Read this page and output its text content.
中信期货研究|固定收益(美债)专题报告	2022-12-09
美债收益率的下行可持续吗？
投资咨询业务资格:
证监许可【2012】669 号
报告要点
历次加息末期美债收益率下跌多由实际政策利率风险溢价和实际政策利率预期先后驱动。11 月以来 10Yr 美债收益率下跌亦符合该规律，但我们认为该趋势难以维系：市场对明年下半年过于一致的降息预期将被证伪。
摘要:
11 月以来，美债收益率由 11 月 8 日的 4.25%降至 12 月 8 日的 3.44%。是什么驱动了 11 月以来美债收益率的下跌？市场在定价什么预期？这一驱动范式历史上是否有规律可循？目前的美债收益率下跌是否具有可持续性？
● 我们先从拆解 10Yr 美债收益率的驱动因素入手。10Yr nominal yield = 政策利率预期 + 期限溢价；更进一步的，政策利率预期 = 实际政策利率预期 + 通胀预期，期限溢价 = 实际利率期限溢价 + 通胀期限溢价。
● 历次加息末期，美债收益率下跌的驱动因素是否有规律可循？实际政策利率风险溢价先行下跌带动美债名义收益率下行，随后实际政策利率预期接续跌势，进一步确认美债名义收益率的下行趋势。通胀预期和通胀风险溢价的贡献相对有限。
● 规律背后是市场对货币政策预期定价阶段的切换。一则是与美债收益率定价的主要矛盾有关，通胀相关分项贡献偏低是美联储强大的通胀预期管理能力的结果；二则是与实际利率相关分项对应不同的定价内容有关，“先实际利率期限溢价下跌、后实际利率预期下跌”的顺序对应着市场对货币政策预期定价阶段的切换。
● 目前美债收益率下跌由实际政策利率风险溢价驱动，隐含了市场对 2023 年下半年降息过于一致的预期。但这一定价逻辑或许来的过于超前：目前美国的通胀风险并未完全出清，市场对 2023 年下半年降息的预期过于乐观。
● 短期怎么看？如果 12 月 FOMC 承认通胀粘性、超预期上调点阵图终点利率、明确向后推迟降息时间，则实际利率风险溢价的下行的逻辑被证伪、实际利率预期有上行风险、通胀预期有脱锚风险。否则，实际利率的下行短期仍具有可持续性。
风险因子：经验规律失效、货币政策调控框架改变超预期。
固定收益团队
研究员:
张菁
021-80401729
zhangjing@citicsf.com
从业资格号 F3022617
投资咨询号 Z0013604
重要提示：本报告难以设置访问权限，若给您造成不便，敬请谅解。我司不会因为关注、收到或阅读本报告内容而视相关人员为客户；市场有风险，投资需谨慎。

========================

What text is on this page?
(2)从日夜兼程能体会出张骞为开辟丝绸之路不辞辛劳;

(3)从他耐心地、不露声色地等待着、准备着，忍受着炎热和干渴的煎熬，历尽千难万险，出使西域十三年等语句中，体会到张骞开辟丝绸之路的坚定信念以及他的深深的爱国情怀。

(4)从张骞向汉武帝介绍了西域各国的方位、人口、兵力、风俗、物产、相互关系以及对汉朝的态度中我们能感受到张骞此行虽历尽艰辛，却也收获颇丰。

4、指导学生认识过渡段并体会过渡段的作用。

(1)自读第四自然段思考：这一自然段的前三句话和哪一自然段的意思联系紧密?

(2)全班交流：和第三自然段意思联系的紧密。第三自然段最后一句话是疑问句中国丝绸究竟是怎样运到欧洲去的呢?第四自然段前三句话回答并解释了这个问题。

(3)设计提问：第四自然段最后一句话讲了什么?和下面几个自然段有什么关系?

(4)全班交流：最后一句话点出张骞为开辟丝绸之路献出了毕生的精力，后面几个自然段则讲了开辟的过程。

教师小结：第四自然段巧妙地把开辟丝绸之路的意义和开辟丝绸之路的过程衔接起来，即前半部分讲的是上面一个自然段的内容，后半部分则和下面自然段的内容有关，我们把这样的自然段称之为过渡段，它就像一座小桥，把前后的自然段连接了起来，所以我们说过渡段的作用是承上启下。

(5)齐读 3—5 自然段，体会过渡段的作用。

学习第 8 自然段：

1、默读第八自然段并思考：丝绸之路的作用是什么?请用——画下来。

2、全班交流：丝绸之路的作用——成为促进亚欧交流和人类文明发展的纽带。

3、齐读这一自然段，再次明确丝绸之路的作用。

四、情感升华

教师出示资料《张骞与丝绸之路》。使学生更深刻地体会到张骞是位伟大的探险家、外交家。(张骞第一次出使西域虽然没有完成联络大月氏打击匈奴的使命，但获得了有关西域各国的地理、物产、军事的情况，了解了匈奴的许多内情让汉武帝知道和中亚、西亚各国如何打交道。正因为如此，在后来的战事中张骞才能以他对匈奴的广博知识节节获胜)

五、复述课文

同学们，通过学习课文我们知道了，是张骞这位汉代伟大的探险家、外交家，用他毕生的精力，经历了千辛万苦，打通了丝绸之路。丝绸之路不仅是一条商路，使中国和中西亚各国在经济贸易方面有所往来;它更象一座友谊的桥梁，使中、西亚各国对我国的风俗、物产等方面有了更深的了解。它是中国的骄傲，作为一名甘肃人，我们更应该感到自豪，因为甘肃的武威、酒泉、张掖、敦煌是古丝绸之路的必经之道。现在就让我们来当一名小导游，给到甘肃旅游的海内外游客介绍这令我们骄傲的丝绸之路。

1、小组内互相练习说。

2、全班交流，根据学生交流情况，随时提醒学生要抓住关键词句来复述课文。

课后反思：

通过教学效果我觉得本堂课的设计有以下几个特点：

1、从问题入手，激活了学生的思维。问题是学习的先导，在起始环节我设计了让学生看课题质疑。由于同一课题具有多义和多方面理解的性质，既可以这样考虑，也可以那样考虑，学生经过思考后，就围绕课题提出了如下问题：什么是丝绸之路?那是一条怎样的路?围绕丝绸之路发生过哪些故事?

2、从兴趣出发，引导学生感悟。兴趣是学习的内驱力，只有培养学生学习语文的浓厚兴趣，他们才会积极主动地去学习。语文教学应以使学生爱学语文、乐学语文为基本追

========================

WHAT YOU SHOULD DO.
Filter out every line that lacks the word "this", and copy the rest.

ANSWER IN FULL.
Read this page and output its text content.
What text is on this page?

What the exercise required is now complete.